* MATERIAL FOR THE TASK *

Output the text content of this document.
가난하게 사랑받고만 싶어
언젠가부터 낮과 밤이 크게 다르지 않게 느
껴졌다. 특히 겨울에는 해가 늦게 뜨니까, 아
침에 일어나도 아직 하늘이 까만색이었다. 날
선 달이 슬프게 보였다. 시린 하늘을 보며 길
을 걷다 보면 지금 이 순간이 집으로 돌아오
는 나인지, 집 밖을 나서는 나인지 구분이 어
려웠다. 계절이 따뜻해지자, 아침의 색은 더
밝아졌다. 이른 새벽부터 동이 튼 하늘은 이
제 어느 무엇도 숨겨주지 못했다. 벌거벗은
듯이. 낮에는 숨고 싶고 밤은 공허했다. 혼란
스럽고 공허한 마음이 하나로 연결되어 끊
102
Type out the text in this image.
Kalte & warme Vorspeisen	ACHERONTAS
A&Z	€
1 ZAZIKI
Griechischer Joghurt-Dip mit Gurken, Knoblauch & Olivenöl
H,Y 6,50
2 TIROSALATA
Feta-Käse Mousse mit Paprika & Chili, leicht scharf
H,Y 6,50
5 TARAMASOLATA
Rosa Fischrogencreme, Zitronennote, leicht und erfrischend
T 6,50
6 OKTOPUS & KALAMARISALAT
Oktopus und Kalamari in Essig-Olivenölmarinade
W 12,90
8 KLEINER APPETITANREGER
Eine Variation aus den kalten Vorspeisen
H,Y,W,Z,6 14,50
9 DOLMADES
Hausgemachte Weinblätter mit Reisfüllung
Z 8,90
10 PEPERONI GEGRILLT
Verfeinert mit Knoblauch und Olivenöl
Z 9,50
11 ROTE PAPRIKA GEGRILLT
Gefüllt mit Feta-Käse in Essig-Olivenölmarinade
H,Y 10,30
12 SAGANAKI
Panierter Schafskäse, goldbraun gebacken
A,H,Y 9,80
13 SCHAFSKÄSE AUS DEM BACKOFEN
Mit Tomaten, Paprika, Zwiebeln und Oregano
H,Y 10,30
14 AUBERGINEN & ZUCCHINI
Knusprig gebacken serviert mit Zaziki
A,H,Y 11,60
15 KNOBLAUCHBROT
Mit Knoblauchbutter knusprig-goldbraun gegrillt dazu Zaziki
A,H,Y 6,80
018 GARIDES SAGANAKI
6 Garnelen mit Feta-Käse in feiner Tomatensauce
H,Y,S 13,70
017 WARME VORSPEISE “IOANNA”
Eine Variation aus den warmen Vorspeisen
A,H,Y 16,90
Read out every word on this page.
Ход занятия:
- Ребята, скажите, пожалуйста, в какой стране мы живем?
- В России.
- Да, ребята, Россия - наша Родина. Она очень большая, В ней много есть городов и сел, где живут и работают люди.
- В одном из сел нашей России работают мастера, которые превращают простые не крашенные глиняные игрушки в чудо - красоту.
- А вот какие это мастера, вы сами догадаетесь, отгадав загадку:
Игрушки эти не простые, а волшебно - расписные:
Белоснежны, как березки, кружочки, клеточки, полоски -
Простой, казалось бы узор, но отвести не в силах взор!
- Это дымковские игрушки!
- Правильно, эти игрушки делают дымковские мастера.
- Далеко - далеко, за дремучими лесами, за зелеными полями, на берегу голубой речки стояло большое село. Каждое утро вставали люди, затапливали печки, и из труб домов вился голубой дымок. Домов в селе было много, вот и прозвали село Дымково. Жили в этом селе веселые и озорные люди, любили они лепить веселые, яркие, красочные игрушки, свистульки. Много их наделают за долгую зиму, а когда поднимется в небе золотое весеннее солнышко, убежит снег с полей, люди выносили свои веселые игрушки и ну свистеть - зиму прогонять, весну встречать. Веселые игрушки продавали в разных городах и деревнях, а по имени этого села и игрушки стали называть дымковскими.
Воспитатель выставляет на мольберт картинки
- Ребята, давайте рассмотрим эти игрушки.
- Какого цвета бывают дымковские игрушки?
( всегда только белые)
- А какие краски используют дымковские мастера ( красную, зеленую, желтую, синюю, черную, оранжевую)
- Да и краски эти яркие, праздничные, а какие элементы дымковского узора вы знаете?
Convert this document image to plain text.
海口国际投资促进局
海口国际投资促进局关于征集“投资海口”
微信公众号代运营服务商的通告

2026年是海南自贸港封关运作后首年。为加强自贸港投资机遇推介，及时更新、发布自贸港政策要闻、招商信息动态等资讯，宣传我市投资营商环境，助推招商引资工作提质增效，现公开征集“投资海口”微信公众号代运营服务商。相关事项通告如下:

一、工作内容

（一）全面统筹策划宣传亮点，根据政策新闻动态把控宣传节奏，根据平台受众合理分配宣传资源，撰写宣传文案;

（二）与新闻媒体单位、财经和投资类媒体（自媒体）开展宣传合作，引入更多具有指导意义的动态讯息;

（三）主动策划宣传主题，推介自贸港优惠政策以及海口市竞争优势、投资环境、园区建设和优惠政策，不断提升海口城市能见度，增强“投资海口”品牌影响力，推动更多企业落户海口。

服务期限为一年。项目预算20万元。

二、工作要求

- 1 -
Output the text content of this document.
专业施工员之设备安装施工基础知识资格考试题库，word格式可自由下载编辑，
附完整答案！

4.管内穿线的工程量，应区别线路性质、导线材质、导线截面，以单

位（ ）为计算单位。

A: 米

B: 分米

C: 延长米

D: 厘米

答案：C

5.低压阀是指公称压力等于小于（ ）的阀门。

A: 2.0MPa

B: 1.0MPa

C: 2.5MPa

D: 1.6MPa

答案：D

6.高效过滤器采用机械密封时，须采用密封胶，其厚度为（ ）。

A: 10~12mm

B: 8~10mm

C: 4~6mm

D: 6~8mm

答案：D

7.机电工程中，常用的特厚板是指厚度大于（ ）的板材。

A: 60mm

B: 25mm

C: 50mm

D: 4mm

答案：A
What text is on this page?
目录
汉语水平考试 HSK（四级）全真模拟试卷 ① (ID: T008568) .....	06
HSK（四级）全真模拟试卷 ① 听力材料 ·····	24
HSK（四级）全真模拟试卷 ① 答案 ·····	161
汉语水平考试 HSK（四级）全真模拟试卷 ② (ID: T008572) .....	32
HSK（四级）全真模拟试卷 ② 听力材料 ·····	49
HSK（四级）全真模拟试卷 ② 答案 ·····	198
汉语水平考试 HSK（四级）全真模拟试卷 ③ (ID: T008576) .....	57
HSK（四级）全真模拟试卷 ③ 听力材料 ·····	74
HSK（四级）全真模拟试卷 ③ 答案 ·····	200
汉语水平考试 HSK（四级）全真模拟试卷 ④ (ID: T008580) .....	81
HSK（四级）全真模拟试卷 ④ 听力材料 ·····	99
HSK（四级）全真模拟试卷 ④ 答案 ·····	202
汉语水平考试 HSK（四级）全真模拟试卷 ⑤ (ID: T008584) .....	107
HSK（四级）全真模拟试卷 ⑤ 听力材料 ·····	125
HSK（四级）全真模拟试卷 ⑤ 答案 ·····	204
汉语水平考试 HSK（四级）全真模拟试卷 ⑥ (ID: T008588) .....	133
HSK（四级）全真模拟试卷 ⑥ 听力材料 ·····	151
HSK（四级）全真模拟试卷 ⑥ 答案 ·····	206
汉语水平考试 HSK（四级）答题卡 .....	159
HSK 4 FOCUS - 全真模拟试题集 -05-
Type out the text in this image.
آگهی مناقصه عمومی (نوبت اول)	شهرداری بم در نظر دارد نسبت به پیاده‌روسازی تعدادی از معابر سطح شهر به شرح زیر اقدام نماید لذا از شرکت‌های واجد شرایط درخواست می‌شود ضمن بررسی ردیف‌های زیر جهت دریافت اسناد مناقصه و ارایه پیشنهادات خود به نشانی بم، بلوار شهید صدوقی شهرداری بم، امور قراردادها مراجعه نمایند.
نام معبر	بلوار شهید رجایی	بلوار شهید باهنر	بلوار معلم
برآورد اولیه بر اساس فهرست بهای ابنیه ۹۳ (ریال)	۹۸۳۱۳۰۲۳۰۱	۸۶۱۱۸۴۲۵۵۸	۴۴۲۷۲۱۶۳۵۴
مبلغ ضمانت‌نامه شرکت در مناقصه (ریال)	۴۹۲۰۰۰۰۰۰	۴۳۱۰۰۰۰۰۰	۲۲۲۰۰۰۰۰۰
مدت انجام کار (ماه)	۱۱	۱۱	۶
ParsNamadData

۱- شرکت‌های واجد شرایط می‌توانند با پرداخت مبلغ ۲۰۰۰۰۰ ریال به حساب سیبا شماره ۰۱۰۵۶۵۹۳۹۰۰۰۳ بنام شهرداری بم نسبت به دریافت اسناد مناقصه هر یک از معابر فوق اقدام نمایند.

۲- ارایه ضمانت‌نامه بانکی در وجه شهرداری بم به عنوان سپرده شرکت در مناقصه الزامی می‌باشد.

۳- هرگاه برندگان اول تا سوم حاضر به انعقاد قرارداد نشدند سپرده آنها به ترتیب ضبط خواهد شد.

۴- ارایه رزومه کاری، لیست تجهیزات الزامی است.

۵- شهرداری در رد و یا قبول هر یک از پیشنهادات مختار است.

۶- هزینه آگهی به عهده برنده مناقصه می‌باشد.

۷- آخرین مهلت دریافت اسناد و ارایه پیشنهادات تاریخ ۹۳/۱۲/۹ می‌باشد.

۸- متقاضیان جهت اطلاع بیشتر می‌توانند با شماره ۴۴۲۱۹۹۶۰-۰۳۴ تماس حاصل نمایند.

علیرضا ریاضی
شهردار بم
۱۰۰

* AIM *
Show all lines from the records above where the word "goldbraun" occurs.

* EXERCISE ANSWER *
Panierter Schafskäse, goldbraun gebacken
Mit Knoblauchbutter knusprig-goldbraun gegrillt dazu Zaziki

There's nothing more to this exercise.